(Rows from a dataset)
## Begin
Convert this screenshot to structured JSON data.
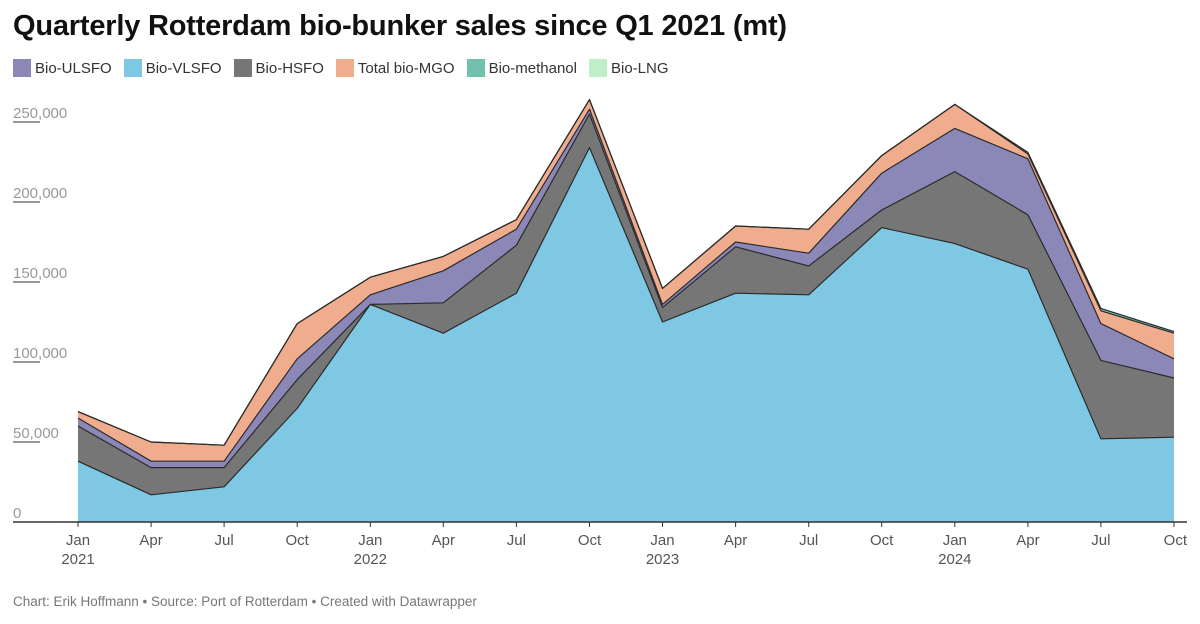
{
  "title": "Quarterly Rotterdam bio-bunker sales since Q1 2021 (mt)",
  "footer": "Chart: Erik Hoffmann • Source: Port of Rotterdam • Created with Datawrapper",
  "chart_data": {
    "type": "area",
    "stacked": true,
    "title": "Quarterly Rotterdam bio-bunker sales since Q1 2021 (mt)",
    "xlabel": "",
    "ylabel": "",
    "ylim": [
      0,
      260000
    ],
    "yticks": [
      0,
      50000,
      100000,
      150000,
      200000,
      250000
    ],
    "ytick_labels": [
      "0",
      "50,000",
      "100,000",
      "150,000",
      "200,000",
      "250,000"
    ],
    "grid": false,
    "legend_position": "top-left",
    "categories": [
      "Q1 2021",
      "Q2 2021",
      "Q3 2021",
      "Q4 2021",
      "Q1 2022",
      "Q2 2022",
      "Q3 2022",
      "Q4 2022",
      "Q1 2023",
      "Q2 2023",
      "Q3 2023",
      "Q4 2023",
      "Q1 2024",
      "Q2 2024",
      "Q3 2024",
      "Q4 2024"
    ],
    "xtick_labels": [
      {
        "month": "Jan",
        "year": "2021"
      },
      {
        "month": "Apr",
        "year": ""
      },
      {
        "month": "Jul",
        "year": ""
      },
      {
        "month": "Oct",
        "year": ""
      },
      {
        "month": "Jan",
        "year": "2022"
      },
      {
        "month": "Apr",
        "year": ""
      },
      {
        "month": "Jul",
        "year": ""
      },
      {
        "month": "Oct",
        "year": ""
      },
      {
        "month": "Jan",
        "year": "2023"
      },
      {
        "month": "Apr",
        "year": ""
      },
      {
        "month": "Jul",
        "year": ""
      },
      {
        "month": "Oct",
        "year": ""
      },
      {
        "month": "Jan",
        "year": "2024"
      },
      {
        "month": "Apr",
        "year": ""
      },
      {
        "month": "Jul",
        "year": ""
      },
      {
        "month": "Oct",
        "year": ""
      }
    ],
    "series": [
      {
        "name": "Bio-VLSFO",
        "color": "#7ec8e3",
        "values": [
          38000,
          17000,
          22000,
          71000,
          136000,
          118000,
          143000,
          234000,
          125000,
          143000,
          142000,
          184000,
          174000,
          158000,
          52000,
          53000
        ]
      },
      {
        "name": "Bio-HSFO",
        "color": "#767676",
        "values": [
          22000,
          17000,
          12000,
          18000,
          0,
          19000,
          30000,
          21000,
          9000,
          29000,
          18000,
          11000,
          45000,
          34000,
          49000,
          37000
        ]
      },
      {
        "name": "Bio-ULSFO",
        "color": "#8b88b8",
        "values": [
          5000,
          4000,
          4000,
          13000,
          6000,
          20000,
          10000,
          3000,
          2000,
          3000,
          8000,
          23000,
          27000,
          35000,
          23000,
          12000
        ]
      },
      {
        "name": "Total bio-MGO",
        "color": "#f0ad8d",
        "values": [
          4000,
          12000,
          10000,
          22000,
          11000,
          9000,
          6000,
          6000,
          10000,
          10000,
          15000,
          11000,
          15000,
          3000,
          8000,
          16000
        ]
      },
      {
        "name": "Bio-methanol",
        "color": "#72c0ad",
        "values": [
          0,
          0,
          0,
          0,
          0,
          0,
          0,
          0,
          0,
          0,
          0,
          0,
          0,
          1000,
          1500,
          1000
        ]
      },
      {
        "name": "Bio-LNG",
        "color": "#bfefc8",
        "values": [
          0,
          0,
          0,
          0,
          0,
          0,
          0,
          0,
          0,
          0,
          0,
          0,
          0,
          0,
          0,
          0
        ]
      }
    ]
  }
}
## End
▶ _The problem_: Search the data for "since" and list every line in which it occurs.

▶ _Solution for this task_:
  "title": "Quarterly Rotterdam bio-bunker sales since Q1 2021 (mt)",
    "title": "Quarterly Rotterdam bio-bunker sales since Q1 2021 (mt)",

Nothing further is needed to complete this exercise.